## Your task
Each line that includes the string "образовании" counts once; give the total and nothing else.

================================

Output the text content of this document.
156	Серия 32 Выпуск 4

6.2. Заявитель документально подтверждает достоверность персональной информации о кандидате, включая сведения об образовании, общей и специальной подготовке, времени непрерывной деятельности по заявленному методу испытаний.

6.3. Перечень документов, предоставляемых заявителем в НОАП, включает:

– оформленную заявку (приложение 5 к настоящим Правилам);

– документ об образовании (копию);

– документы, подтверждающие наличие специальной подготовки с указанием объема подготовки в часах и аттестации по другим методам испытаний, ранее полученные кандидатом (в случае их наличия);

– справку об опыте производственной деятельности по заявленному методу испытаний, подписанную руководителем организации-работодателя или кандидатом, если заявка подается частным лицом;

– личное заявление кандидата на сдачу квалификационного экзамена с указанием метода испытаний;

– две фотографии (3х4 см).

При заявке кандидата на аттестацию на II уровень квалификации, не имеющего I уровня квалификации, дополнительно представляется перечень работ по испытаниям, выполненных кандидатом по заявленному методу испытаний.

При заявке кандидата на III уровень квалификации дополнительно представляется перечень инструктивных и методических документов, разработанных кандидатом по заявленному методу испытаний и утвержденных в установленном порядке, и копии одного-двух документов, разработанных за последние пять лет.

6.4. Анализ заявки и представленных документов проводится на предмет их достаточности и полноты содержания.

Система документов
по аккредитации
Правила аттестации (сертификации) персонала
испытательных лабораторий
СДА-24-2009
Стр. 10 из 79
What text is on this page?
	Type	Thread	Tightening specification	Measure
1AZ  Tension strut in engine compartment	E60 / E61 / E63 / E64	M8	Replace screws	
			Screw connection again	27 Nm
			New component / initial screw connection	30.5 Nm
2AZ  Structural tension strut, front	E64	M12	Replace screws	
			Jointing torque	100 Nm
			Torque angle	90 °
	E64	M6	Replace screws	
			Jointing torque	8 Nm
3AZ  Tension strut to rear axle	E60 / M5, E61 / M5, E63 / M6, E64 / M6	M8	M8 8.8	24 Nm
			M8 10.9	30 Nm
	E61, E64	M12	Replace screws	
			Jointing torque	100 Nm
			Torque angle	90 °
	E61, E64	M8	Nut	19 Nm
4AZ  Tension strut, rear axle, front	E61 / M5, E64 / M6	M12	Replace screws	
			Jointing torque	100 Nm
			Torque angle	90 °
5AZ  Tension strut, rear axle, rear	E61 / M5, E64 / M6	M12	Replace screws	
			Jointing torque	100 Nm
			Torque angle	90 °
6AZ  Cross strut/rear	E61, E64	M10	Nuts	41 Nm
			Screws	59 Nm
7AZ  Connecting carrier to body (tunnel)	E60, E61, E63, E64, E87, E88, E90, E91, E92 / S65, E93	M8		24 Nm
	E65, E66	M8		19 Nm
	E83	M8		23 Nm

================================

## Exercise output
2